§ **INSTRUCTIONS TO FOLLOW**
Pull every line of the entries that has the word "caption".

§ **DATA FOR THIS EXERCISE**

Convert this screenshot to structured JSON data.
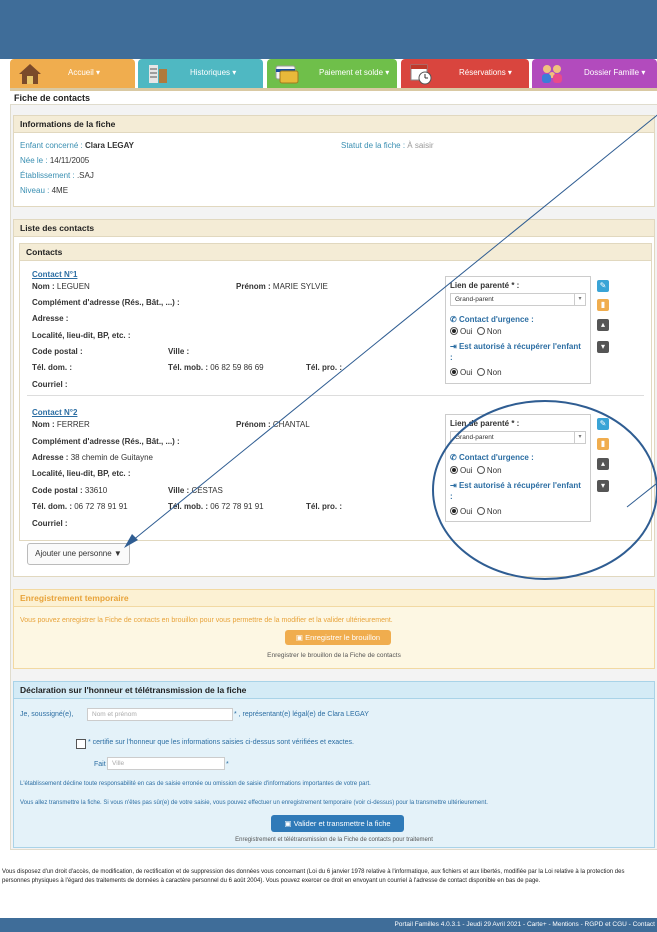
{
  "nav": {
    "tabs": [
      {
        "label": "Accueil ▾"
      },
      {
        "label": "Historiques ▾"
      },
      {
        "label": "Paiement et solde ▾"
      },
      {
        "label": "Réservations ▾"
      },
      {
        "label": "Dossier Famille ▾"
      }
    ]
  },
  "page_title": "Fiche de contacts",
  "info": {
    "header": "Informations de la fiche",
    "enfant_label": "Enfant concerné :",
    "enfant_value": "Clara LEGAY",
    "nee_label": "Née le :",
    "nee_value": "14/11/2005",
    "etab_label": "Établissement :",
    "etab_value": ".SAJ",
    "niveau_label": "Niveau :",
    "niveau_value": "4ME",
    "statut_label": "Statut de la fiche :",
    "statut_value": "À saisir"
  },
  "liste": {
    "header": "Liste des contacts",
    "contacts_header": "Contacts",
    "labels": {
      "nom": "Nom :",
      "prenom": "Prénom :",
      "complement": "Complément d'adresse (Rés., Bât., ...) :",
      "adresse": "Adresse :",
      "localite": "Localité, lieu-dit, BP, etc. :",
      "code_postal": "Code postal :",
      "ville": "Ville :",
      "tel_dom": "Tél. dom. :",
      "tel_mob": "Tél. mob. :",
      "tel_pro": "Tél. pro. :",
      "courriel": "Courriel :",
      "lien": "Lien de parenté * :",
      "urgence": "Contact d'urgence :",
      "autorise": "Est autorisé à récupérer l'enfant :",
      "oui": "Oui",
      "non": "Non"
    },
    "contacts": [
      {
        "title": "Contact N°1",
        "nom": "LEGUEN",
        "prenom": "MARIE SYLVIE",
        "adresse": "",
        "code_postal": "",
        "ville": "",
        "tel_dom": "",
        "tel_mob": "06 82 59 86 69",
        "lien": "Grand-parent"
      },
      {
        "title": "Contact N°2",
        "nom": "FERRER",
        "prenom": "CHANTAL",
        "adresse": "38 chemin de Guitayne",
        "code_postal": "33610",
        "ville": "CESTAS",
        "tel_dom": "06 72 78 91 91",
        "tel_mob": "06 72 78 91 91",
        "lien": "Grand-parent"
      }
    ],
    "add_button": "Ajouter une personne ▼"
  },
  "brouillon": {
    "header": "Enregistrement temporaire",
    "text": "Vous pouvez enregistrer la Fiche de contacts en brouillon pour vous permettre de la modifier et la valider ultérieurement.",
    "button": "Enregistrer le brouillon",
    "caption": "Enregistrer le brouillon de la Fiche de contacts"
  },
  "declaration": {
    "header": "Déclaration sur l'honneur et télétransmission de la fiche",
    "je": "Je, soussigné(e),",
    "nom_placeholder": "Nom et prénom",
    "representant": "* , représentant(e) légal(e) de Clara LEGAY",
    "certifie": "* certifie sur l'honneur que les informations saisies ci-dessus sont vérifiées et exactes.",
    "fait_a": "Fait à",
    "ville_placeholder": "Ville",
    "star": "*",
    "decline": "L'établissement décline toute responsabilité en cas de saisie erronée ou omission de saisie d'informations importantes de votre part.",
    "transmettre": "Vous allez transmettre la fiche. Si vous n'êtes pas sûr(e) de votre saisie, vous pouvez effectuer un enregistrement temporaire (voir ci-dessus) pour la transmettre ultérieurement.",
    "button": "Valider et transmettre la fiche",
    "caption": "Enregistrement et télétransmission de la Fiche de contacts pour traitement"
  },
  "legal": "Vous disposez d'un droit d'accès, de modification, de rectification et de suppression des données vous concernant (Loi du 6 janvier 1978 relative à l'informatique, aux fichiers et aux libertés, modifiée par la Loi relative à la protection des personnes physiques à l'égard des traitements de données à caractère personnel du 6 août 2004). Vous pouvez exercer ce droit en envoyant un courriel à l'adresse de contact disponible en bas de page.",
  "footer": "Portail Familles 4.0.3.1 - Jeudi 29 Avril 2021 - Carte+ - Mentions - RGPD et CGU - Contact",
  "colors": {
    "topbar": "#3f6d99",
    "accent_orange": "#f0ad4e",
    "accent_blue": "#2f7ab8",
    "label_blue": "#3a8fb2"
  },
  "icons": [
    "house-icon",
    "ruler-icon",
    "visa-card-icon",
    "calendar-clock-icon",
    "family-icon",
    "pencil-icon",
    "trash-icon",
    "arrow-up-icon",
    "arrow-down-icon",
    "phone-icon",
    "sign-in-icon",
    "save-icon"
  ]
}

§ **RESPONSE**
    "caption": "Enregistrer le brouillon de la Fiche de contacts"
    "caption": "Enregistrement et télétransmission de la Fiche de contacts pour traitement"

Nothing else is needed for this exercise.